Segment Start: Given information
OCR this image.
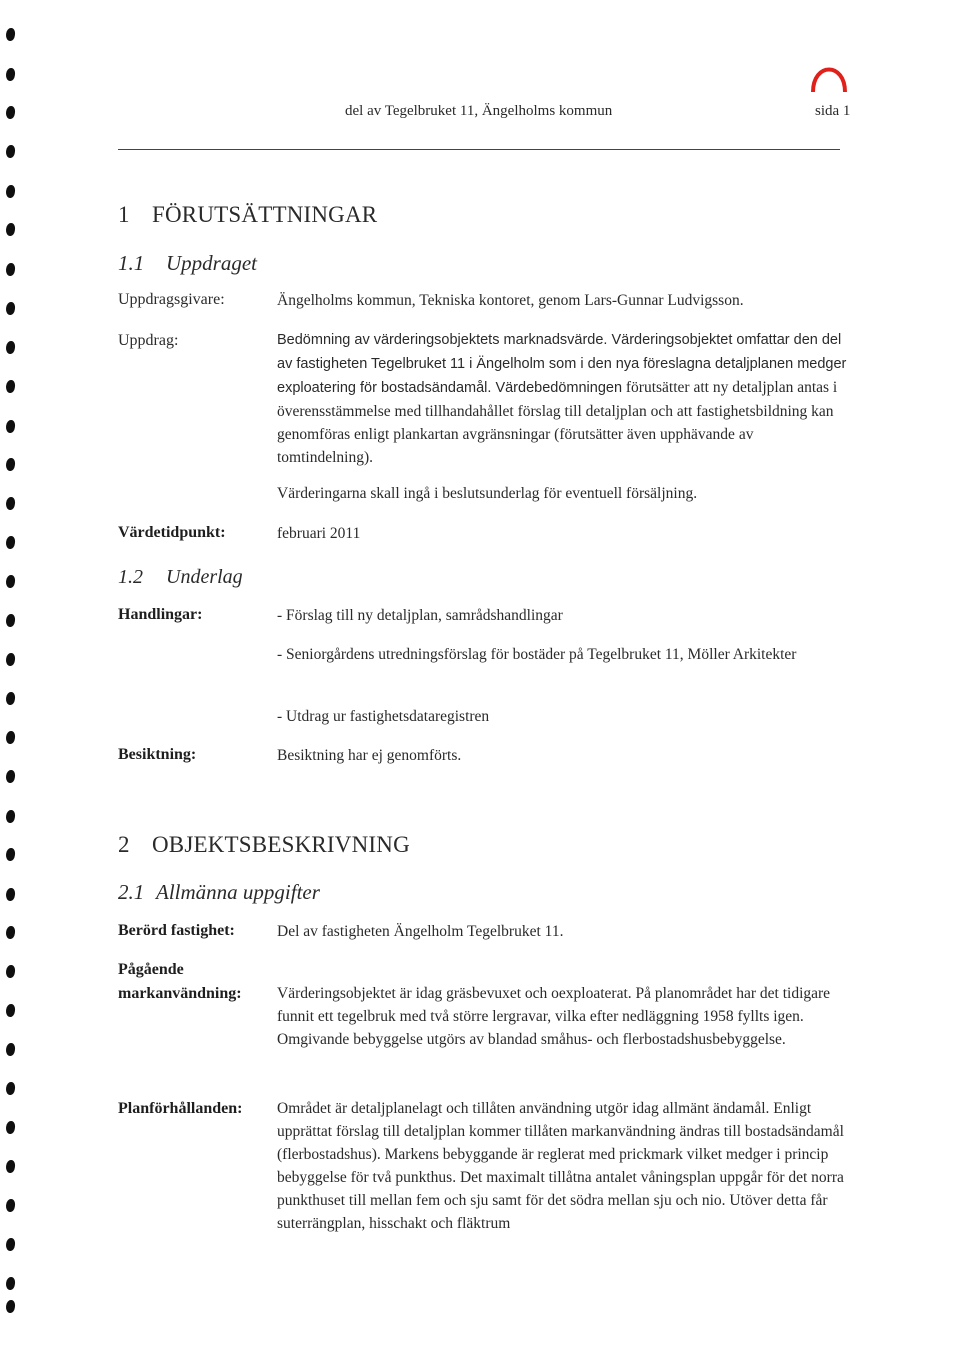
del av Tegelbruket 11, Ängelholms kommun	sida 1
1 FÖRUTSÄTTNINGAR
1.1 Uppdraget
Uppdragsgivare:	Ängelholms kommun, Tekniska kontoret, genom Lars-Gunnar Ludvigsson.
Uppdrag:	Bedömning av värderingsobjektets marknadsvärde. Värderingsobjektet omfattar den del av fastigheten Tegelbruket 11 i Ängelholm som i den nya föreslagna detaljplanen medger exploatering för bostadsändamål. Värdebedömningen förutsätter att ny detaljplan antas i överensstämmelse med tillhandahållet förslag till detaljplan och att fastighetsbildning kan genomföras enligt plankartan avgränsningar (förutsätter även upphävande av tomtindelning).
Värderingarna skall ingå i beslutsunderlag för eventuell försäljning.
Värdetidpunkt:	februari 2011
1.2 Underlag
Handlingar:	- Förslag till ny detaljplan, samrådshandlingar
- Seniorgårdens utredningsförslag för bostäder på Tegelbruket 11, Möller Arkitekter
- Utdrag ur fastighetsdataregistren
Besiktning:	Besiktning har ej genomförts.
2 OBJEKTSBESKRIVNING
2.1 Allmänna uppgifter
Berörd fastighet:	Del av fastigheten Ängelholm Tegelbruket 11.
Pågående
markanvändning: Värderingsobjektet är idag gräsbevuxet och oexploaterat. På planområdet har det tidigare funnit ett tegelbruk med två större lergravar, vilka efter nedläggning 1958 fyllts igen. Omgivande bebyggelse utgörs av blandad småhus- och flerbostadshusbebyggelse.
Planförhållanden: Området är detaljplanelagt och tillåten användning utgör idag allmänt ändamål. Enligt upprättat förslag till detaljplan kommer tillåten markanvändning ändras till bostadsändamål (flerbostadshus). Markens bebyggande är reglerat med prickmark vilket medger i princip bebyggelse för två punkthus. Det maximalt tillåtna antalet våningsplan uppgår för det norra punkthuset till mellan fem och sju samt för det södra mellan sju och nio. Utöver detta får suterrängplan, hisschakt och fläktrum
Segment End: Given information
Segment Start: Given information
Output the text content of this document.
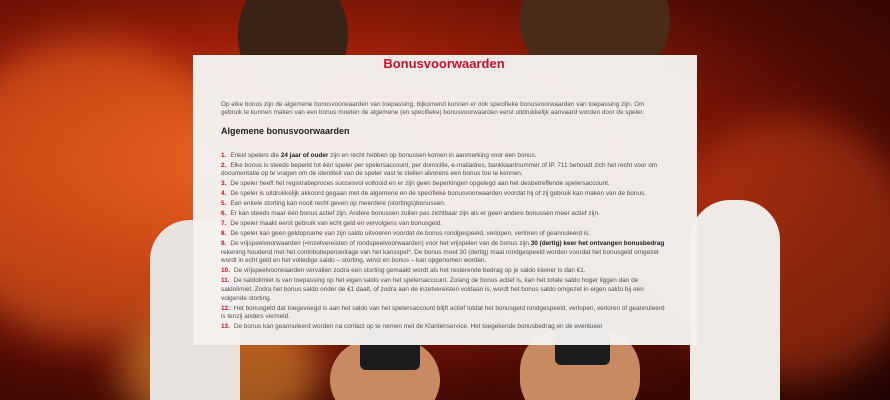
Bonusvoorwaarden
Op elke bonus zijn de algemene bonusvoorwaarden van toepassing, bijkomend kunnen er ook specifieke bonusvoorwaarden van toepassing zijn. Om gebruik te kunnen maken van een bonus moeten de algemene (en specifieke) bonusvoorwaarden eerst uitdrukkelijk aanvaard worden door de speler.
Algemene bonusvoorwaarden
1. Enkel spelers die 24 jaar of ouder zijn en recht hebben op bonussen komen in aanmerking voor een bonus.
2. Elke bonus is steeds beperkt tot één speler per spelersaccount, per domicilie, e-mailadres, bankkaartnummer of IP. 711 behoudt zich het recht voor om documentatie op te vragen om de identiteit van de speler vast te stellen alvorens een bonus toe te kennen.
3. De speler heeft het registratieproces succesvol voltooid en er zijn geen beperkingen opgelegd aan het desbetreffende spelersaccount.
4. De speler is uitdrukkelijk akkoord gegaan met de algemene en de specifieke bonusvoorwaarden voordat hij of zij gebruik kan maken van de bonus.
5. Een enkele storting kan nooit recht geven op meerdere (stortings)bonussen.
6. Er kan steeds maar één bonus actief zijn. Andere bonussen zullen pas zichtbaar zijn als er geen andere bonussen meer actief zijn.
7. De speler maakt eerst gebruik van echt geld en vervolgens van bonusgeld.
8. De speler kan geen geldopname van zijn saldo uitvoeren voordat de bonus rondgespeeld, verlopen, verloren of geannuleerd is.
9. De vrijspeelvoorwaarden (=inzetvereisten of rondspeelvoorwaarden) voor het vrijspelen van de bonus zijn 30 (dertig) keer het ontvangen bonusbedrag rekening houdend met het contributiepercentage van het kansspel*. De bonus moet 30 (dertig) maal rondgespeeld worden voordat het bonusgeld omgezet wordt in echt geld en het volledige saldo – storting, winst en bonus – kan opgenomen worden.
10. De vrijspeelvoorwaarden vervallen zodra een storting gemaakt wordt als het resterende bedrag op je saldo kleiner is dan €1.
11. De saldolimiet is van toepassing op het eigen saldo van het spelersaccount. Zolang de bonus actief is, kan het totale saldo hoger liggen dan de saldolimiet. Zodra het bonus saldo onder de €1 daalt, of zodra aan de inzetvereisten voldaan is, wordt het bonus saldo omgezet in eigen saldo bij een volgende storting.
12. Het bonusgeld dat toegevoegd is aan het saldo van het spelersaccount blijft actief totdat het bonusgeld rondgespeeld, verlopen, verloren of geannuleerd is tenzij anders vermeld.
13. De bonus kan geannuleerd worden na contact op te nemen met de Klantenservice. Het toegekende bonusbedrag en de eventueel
Segment End: Given information
Segment Start: Given information
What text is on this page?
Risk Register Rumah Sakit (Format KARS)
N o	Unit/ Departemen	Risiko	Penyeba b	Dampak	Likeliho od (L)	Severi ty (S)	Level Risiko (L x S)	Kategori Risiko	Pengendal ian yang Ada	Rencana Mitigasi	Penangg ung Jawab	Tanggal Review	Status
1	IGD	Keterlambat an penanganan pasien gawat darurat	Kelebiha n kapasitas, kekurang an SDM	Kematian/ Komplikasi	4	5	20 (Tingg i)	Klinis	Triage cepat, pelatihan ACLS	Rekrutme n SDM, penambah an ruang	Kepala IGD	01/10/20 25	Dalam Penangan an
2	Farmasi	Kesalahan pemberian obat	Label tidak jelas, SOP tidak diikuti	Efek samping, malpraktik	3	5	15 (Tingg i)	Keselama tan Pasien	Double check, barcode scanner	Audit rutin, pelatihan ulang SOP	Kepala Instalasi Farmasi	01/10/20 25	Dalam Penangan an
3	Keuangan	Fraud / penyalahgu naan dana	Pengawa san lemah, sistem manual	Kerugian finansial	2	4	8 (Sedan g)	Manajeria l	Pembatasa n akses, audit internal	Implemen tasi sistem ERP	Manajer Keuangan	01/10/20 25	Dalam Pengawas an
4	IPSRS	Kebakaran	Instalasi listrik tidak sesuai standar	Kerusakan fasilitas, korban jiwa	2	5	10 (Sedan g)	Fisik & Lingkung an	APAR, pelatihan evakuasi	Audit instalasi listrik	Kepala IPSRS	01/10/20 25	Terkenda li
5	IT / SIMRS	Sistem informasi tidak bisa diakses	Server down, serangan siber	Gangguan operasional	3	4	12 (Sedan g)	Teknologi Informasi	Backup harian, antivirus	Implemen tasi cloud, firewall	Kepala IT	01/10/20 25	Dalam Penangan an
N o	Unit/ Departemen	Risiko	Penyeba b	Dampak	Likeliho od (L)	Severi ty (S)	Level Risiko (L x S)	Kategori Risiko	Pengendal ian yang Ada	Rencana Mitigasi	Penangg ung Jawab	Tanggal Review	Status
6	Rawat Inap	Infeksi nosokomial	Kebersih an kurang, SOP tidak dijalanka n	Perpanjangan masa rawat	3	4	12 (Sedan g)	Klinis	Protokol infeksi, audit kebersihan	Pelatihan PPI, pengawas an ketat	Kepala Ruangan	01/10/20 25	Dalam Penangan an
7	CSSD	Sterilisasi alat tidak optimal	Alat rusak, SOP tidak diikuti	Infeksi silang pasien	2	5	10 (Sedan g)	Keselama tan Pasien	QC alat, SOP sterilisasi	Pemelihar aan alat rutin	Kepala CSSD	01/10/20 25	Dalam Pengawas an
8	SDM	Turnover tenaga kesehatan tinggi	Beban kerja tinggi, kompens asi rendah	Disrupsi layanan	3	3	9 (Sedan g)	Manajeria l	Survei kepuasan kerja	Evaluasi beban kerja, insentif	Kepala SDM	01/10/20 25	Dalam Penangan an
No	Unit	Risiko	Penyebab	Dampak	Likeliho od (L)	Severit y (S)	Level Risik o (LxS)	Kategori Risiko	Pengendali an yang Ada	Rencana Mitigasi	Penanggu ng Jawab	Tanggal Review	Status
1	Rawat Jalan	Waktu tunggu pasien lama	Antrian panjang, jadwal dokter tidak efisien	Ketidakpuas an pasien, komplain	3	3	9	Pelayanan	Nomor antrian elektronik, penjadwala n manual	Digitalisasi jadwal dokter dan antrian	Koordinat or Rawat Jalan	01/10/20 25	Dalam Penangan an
Segment End: Given information
-- Your goal --
Which lines above include the word "geen"? Show each one.

-- Solution to the exercise --
3. De speler heeft het registratieproces succesvol voltooid en er zijn geen beperkingen opgelegd aan het desbetreffende spelersaccount.
6. Er kan steeds maar één bonus actief zijn. Andere bonussen zullen pas zichtbaar zijn als er geen andere bonussen meer actief zijn.
8. De speler kan geen geldopname van zijn saldo uitvoeren voordat de bonus rondgespeeld, verlopen, verloren of geannuleerd is.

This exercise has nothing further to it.